-- begin GIVEN RECORDS --
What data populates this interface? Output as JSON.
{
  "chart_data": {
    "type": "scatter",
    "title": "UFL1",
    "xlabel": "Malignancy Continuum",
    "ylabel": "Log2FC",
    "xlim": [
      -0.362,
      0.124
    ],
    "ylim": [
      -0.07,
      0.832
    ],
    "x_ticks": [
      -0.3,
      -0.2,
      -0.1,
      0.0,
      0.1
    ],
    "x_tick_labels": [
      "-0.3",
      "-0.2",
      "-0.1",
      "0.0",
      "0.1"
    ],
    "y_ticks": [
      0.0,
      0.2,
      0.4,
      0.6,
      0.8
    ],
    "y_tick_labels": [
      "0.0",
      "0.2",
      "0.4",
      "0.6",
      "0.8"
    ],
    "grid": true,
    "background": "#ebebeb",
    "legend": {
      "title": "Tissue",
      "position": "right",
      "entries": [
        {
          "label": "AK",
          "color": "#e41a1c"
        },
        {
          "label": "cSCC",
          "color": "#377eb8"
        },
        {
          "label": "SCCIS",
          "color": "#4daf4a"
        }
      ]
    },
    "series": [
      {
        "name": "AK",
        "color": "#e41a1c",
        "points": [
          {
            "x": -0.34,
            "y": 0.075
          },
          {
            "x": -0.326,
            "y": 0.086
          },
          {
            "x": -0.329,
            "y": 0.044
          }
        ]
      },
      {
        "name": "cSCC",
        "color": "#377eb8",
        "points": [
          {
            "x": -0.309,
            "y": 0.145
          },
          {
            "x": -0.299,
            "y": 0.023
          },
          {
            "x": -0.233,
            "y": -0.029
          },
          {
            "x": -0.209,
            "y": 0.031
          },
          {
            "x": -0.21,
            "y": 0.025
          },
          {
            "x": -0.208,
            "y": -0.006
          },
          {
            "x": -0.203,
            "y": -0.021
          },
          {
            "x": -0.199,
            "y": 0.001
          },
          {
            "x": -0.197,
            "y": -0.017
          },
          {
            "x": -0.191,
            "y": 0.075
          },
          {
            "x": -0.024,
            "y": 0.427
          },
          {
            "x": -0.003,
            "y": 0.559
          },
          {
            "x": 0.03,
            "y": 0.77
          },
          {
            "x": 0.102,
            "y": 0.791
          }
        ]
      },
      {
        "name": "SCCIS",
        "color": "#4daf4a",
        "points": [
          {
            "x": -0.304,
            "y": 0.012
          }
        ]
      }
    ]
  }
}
-- end GIVEN RECORDS --
__TO BE DONE__
Copy out every line of the data above, exactly as given.

__COMPLETED TASK__
What data populates this interface? Output as JSON.
{
  "chart_data": {
    "type": "scatter",
    "title": "UFL1",
    "xlabel": "Malignancy Continuum",
    "ylabel": "Log2FC",
    "xlim": [
      -0.362,
      0.124
    ],
    "ylim": [
      -0.07,
      0.832
    ],
    "x_ticks": [
      -0.3,
      -0.2,
      -0.1,
      0.0,
      0.1
    ],
    "x_tick_labels": [
      "-0.3",
      "-0.2",
      "-0.1",
      "0.0",
      "0.1"
    ],
    "y_ticks": [
      0.0,
      0.2,
      0.4,
      0.6,
      0.8
    ],
    "y_tick_labels": [
      "0.0",
      "0.2",
      "0.4",
      "0.6",
      "0.8"
    ],
    "grid": true,
    "background": "#ebebeb",
    "legend": {
      "title": "Tissue",
      "position": "right",
      "entries": [
        {
          "label": "AK",
          "color": "#e41a1c"
        },
        {
          "label": "cSCC",
          "color": "#377eb8"
        },
        {
          "label": "SCCIS",
          "color": "#4daf4a"
        }
      ]
    },
    "series": [
      {
        "name": "AK",
        "color": "#e41a1c",
        "points": [
          {
            "x": -0.34,
            "y": 0.075
          },
          {
            "x": -0.326,
            "y": 0.086
          },
          {
            "x": -0.329,
            "y": 0.044
          }
        ]
      },
      {
        "name": "cSCC",
        "color": "#377eb8",
        "points": [
          {
            "x": -0.309,
            "y": 0.145
          },
          {
            "x": -0.299,
            "y": 0.023
          },
          {
            "x": -0.233,
            "y": -0.029
          },
          {
            "x": -0.209,
            "y": 0.031
          },
          {
            "x": -0.21,
            "y": 0.025
          },
          {
            "x": -0.208,
            "y": -0.006
          },
          {
            "x": -0.203,
            "y": -0.021
          },
          {
            "x": -0.199,
            "y": 0.001
          },
          {
            "x": -0.197,
            "y": -0.017
          },
          {
            "x": -0.191,
            "y": 0.075
          },
          {
            "x": -0.024,
            "y": 0.427
          },
          {
            "x": -0.003,
            "y": 0.559
          },
          {
            "x": 0.03,
            "y": 0.77
          },
          {
            "x": 0.102,
            "y": 0.791
          }
        ]
      },
      {
        "name": "SCCIS",
        "color": "#4daf4a",
        "points": [
          {
            "x": -0.304,
            "y": 0.012
          }
        ]
      }
    ]
  }
}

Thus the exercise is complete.